Written instruction: Gather up all lines that carry the word "présentation".

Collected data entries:
━━━━

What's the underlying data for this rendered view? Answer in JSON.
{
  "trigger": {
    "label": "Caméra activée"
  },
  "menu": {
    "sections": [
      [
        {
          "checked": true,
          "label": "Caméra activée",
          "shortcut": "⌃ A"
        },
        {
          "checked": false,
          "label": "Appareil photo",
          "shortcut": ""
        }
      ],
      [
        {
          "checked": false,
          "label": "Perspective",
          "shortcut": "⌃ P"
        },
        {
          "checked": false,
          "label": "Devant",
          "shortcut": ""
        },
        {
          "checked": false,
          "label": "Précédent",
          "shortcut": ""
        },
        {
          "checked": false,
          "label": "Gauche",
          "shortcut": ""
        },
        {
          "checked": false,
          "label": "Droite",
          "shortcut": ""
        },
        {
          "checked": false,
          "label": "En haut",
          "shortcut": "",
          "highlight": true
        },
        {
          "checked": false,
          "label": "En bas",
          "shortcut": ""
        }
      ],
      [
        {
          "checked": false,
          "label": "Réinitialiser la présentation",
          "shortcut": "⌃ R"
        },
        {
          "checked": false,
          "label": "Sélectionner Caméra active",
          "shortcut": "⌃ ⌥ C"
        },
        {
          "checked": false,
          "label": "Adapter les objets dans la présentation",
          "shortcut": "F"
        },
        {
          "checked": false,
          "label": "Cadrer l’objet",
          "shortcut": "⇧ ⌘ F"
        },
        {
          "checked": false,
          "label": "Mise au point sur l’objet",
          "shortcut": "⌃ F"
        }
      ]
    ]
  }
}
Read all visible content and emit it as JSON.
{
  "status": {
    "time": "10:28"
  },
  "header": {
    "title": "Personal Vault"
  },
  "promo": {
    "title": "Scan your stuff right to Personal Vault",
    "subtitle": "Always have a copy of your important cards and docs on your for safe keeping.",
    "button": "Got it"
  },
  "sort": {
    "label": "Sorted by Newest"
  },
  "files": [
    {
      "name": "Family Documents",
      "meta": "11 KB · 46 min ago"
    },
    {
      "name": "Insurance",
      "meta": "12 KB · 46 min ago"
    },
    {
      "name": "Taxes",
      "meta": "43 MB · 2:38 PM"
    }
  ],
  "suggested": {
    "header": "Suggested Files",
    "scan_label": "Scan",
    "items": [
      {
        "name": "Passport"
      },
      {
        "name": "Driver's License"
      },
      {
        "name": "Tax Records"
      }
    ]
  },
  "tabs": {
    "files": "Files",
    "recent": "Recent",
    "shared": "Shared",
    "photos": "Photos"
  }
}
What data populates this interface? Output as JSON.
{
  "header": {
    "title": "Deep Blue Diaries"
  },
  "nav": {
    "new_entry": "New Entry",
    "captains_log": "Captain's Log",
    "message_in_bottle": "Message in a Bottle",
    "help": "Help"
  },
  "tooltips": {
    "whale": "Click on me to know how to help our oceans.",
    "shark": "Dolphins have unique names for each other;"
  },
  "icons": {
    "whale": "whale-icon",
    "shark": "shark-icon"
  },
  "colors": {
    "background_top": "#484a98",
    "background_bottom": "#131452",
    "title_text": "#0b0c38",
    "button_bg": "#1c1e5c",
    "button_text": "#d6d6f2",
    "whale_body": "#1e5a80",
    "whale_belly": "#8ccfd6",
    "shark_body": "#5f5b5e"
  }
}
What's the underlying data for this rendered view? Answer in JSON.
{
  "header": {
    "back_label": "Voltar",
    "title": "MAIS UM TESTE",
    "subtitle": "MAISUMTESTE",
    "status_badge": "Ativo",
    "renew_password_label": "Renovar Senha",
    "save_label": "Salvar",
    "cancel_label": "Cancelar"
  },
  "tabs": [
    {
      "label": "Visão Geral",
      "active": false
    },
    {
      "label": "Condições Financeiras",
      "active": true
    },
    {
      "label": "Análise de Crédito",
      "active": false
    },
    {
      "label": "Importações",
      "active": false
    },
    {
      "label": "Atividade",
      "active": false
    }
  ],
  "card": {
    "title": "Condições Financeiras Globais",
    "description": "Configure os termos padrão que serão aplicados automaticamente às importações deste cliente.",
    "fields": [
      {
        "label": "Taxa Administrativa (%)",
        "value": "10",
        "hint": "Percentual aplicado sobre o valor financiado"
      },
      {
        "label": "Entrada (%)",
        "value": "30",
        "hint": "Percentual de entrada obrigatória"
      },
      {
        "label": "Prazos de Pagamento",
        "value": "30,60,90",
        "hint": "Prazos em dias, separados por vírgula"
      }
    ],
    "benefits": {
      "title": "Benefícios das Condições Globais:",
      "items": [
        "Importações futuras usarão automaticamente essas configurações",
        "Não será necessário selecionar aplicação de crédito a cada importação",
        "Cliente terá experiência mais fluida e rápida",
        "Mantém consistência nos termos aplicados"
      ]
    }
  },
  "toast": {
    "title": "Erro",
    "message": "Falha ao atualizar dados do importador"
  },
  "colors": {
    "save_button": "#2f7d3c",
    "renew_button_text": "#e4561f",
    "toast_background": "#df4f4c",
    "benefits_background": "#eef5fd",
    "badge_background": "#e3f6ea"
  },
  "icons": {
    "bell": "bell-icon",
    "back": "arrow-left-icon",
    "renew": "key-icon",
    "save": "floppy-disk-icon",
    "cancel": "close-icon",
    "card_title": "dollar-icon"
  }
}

━━━━

Finished answer:
          "label": "Réinitialiser la présentation",
          "label": "Adapter les objets dans la présentation",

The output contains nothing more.